Structure from Silence: Learning Scene Structure from Ambient Sound

Ziyang Chen, Xixi Hu, Andrew Owens
University of Michigan
CoRL 2021 (Oral)

This repository contains the official codebase for Structure from Silence: Learning Scene Structure from Ambient Sound. [Project Page]

Environment

To setup the environment, please simply run

conda env create -f environment.yml
conda activate SFS

Quiet Campus Dataset

Static Recordings

We collected Static recording data in 46 classrooms from 12 buildings on The University of Michigan’s campus, amounting to approximately 200 minutes audio. Inside each classroom, we selected 16 − 30 positions and recorded 10 secs. of audio at each one. The camera and microphone are pointed toward the nearest wall when recording so that the distance is well-defined. Our data can be downloaded from Here. You can simply download this processed dataset by running

cd Dataset/SFS-Static
sh ./download_static.sh

Motion Recordings

We collected Motion recording data with approximate 90 minutes of videos in motion (222 videos total). During recording, the microphone and RGB-D camera move toward or away from a wall. Our data can be downloaded from Here. You can simply download this processed dataset by running

cd Dataset/SFS-Motion
sh ./download_motion.sh

Model Zoo

We release several models trained with our proposed methods and our collected dataset. We hope it could benefit our research communities.

= Given information =
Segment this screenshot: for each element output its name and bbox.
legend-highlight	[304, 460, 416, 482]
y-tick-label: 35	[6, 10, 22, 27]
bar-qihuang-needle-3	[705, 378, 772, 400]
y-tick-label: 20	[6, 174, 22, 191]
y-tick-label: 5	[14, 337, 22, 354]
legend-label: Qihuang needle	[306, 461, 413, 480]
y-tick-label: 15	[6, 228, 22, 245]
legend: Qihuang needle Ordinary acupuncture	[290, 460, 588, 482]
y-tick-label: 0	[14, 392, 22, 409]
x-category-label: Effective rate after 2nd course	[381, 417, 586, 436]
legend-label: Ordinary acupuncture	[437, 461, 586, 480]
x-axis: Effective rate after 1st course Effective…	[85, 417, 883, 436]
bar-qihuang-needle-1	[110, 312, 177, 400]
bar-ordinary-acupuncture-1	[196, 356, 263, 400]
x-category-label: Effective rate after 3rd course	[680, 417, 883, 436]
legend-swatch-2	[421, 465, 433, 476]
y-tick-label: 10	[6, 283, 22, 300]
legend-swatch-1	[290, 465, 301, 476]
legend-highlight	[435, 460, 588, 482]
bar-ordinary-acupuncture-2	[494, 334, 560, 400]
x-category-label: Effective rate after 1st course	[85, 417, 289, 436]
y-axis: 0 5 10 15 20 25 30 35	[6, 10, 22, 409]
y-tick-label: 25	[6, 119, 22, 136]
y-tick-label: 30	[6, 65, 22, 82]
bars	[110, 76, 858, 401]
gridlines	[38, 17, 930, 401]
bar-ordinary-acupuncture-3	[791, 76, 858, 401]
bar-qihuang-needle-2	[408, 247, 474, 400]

= What you will do =
Resume the text on learning scene structure from ambient sound, picking up after its last sentence. None of the entries are needed here.

= Expected answer =
Model	Dataset	url
static-obstacle-detection	Static Recording	url
static-relative-depth-order	Motion Recording	url
motion-obstacle-detection	Motion Recording	url
motion-relative-depth-order	Motion Recording	url
AV-order-pretext	Motion Recording	url

To download all the checkpoints, simply run

sh ./scripts/download_models.sh

Train & Evaluation

We provide training and evaluation scripts under scripts, please check each bash file and run chmod +x xx.sh before running it.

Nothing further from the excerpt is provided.